Dataset records:
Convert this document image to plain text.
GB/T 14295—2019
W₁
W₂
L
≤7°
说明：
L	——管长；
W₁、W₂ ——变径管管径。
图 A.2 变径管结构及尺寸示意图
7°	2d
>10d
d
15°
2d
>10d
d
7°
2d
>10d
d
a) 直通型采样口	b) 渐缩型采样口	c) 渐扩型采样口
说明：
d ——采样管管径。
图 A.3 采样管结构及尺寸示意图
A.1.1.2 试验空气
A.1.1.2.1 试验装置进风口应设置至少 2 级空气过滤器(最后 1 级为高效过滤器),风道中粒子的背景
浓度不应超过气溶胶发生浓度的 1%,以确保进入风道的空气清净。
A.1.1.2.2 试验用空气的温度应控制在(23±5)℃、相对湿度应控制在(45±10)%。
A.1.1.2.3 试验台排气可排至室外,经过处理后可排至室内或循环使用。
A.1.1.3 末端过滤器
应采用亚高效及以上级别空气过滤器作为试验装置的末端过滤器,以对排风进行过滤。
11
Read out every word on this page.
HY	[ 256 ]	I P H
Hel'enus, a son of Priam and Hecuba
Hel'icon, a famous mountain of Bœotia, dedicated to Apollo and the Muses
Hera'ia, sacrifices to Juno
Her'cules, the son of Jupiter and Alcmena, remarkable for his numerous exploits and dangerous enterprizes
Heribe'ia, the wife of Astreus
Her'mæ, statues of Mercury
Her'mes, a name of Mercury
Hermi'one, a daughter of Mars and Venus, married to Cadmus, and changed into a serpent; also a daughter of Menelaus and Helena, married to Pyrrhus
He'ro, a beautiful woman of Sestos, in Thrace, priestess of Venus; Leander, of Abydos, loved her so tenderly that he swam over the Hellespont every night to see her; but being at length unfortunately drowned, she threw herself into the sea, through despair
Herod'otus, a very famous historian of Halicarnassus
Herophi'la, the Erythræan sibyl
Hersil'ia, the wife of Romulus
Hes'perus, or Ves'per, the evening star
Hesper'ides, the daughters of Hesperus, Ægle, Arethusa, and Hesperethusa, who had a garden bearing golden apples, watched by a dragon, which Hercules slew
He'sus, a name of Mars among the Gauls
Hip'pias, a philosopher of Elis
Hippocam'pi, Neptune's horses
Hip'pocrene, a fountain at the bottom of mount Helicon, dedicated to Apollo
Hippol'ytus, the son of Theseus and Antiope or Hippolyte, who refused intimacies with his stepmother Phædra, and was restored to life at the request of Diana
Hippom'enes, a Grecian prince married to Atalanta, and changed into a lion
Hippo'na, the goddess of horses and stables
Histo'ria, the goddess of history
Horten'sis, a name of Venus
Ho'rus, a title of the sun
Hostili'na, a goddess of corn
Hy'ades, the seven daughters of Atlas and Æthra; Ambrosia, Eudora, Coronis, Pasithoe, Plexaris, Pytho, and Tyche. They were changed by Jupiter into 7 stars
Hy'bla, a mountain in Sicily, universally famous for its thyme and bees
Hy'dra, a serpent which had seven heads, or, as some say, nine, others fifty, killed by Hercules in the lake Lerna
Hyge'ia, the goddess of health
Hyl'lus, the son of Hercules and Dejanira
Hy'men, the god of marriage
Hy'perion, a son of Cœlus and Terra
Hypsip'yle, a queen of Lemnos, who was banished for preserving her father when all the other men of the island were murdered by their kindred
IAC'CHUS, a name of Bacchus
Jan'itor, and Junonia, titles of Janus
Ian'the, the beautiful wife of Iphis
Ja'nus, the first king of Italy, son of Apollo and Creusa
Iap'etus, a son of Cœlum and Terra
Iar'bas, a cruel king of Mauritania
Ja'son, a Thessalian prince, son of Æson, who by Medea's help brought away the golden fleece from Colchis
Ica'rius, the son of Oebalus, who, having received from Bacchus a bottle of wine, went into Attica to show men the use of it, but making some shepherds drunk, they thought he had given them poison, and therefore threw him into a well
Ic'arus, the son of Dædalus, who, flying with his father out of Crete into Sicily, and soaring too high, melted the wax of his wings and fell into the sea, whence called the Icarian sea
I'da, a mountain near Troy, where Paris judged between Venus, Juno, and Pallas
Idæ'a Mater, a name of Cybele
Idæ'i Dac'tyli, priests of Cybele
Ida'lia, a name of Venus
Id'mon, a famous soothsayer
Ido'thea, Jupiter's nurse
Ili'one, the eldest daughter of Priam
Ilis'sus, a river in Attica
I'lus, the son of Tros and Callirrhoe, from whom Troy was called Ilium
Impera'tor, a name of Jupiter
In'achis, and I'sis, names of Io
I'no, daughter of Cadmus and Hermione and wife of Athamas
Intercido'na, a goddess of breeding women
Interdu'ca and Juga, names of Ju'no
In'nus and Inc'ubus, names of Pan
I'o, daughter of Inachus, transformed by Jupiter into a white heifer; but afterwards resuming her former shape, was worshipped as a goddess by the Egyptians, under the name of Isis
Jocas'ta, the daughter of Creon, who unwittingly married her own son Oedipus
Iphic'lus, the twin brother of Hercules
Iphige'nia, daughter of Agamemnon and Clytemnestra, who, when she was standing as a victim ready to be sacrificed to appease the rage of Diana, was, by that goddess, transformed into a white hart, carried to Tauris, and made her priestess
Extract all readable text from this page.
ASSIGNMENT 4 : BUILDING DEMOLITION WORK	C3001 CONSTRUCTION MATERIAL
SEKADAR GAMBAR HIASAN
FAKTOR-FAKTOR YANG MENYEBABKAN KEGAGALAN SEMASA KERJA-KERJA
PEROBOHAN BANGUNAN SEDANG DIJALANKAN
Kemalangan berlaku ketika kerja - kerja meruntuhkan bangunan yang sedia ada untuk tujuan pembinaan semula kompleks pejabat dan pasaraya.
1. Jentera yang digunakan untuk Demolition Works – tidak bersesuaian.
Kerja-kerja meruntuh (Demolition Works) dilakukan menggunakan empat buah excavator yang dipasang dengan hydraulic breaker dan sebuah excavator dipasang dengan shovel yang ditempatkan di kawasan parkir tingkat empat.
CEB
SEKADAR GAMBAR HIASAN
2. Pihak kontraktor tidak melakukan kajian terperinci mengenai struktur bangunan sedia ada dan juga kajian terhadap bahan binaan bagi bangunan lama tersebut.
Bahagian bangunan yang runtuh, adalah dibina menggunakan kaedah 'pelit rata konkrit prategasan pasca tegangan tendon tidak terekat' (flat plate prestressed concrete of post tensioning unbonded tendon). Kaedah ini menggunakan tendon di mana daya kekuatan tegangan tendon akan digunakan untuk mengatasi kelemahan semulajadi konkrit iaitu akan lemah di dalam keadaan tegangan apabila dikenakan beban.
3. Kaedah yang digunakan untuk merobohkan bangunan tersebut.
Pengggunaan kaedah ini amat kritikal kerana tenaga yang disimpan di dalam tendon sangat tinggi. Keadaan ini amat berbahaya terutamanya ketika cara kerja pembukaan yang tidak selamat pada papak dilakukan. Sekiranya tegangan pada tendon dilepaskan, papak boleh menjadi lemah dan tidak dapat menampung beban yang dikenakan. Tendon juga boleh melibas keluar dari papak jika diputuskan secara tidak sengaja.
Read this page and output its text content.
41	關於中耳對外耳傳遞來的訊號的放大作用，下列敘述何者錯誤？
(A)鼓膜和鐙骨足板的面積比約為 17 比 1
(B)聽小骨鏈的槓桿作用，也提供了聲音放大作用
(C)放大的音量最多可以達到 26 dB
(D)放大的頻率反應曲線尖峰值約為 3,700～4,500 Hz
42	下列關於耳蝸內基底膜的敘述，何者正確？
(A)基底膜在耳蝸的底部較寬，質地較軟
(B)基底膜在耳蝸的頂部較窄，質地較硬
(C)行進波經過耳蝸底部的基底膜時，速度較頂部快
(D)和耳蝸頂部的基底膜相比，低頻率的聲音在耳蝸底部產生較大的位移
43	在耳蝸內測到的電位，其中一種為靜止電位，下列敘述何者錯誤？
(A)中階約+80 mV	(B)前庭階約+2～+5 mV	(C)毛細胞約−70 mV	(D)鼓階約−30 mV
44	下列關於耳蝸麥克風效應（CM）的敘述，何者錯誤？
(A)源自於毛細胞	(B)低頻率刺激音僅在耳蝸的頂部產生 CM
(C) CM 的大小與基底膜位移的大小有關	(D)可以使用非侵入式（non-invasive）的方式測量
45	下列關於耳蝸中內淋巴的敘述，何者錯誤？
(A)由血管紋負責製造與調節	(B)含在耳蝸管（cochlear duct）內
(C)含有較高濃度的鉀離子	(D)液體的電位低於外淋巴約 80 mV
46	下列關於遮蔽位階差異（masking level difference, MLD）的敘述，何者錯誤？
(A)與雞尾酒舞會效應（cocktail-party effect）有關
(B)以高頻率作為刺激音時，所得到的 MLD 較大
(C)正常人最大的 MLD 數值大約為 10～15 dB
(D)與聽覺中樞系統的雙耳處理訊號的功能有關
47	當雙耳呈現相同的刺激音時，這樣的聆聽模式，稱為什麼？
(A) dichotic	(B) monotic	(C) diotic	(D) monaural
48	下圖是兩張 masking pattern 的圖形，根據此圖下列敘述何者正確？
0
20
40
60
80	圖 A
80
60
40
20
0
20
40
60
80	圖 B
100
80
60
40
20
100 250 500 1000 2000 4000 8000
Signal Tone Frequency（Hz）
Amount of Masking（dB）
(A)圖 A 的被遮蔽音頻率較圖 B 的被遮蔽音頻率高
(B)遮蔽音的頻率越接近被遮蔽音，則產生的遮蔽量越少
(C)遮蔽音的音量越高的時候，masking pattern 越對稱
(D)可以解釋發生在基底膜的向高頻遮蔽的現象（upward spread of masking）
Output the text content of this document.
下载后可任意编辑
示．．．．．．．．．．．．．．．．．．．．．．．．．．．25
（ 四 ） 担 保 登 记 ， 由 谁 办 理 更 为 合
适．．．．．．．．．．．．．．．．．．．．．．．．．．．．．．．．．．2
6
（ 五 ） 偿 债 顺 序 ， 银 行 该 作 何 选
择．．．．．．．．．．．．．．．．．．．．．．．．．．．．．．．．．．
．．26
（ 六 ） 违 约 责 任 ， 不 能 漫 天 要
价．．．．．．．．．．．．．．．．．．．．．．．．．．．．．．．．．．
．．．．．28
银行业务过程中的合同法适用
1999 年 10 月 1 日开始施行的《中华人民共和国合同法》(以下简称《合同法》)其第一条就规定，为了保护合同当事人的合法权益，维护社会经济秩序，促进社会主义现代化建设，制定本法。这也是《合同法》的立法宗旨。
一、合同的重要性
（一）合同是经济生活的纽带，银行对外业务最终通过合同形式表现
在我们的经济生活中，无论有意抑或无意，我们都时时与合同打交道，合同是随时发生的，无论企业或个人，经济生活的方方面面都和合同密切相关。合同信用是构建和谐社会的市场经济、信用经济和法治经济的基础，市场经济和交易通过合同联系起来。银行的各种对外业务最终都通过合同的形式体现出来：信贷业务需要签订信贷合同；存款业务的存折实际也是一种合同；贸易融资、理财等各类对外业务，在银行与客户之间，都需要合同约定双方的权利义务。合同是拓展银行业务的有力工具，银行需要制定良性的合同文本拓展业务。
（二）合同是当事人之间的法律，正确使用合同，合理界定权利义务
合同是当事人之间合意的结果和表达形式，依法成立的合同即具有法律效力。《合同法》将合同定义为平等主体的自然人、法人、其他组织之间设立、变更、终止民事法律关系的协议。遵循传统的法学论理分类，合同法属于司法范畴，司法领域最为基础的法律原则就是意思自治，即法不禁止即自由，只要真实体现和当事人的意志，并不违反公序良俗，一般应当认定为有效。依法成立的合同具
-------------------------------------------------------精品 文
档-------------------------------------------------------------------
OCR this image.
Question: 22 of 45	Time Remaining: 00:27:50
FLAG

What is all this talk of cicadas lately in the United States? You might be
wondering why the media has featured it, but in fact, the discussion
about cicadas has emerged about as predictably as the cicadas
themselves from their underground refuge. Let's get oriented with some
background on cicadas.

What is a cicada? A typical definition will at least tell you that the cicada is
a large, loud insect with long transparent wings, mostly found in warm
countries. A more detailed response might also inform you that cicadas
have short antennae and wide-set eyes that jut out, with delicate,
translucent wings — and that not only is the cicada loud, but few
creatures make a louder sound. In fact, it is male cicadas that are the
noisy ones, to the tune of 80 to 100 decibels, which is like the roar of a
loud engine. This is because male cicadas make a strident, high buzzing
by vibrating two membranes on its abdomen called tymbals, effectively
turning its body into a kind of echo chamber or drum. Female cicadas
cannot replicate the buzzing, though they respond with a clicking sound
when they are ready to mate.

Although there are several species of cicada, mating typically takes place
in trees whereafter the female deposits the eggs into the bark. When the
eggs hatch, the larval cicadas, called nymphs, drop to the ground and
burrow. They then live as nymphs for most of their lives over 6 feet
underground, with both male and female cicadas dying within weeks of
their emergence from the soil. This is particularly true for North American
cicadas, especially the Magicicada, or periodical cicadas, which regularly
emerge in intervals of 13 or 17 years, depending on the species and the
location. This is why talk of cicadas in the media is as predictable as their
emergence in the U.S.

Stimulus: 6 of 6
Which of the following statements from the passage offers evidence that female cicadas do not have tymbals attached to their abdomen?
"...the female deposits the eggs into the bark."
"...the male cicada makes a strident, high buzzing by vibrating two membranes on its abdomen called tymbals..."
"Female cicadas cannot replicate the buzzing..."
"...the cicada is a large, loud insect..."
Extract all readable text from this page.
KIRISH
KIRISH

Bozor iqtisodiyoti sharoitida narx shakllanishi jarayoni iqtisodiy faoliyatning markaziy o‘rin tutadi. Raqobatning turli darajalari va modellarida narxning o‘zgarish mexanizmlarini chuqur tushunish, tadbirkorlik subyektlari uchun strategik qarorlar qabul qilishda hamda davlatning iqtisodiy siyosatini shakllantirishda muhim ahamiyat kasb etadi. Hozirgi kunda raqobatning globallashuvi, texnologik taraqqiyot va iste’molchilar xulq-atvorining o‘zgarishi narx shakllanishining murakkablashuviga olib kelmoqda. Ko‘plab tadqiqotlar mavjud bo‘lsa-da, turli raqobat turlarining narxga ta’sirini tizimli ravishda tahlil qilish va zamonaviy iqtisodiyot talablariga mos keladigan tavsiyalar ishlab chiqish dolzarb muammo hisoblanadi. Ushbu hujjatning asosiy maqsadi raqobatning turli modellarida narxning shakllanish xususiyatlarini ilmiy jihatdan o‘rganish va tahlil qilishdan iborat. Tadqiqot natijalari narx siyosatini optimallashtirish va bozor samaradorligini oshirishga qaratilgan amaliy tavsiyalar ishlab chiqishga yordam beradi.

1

▶ [Work instructions]: Check each line above for "every" and return the ones that have it.

▶ [Exercise answer]:
Read out every word on this page.
He'ro, a beautiful woman of Sestos, in Thrace, priestess of Venus; Leander, of Abydos, loved her so tenderly that he swam over the Hellespont every night to see her; but being at length unfortunately drowned, she threw herself into the sea, through despair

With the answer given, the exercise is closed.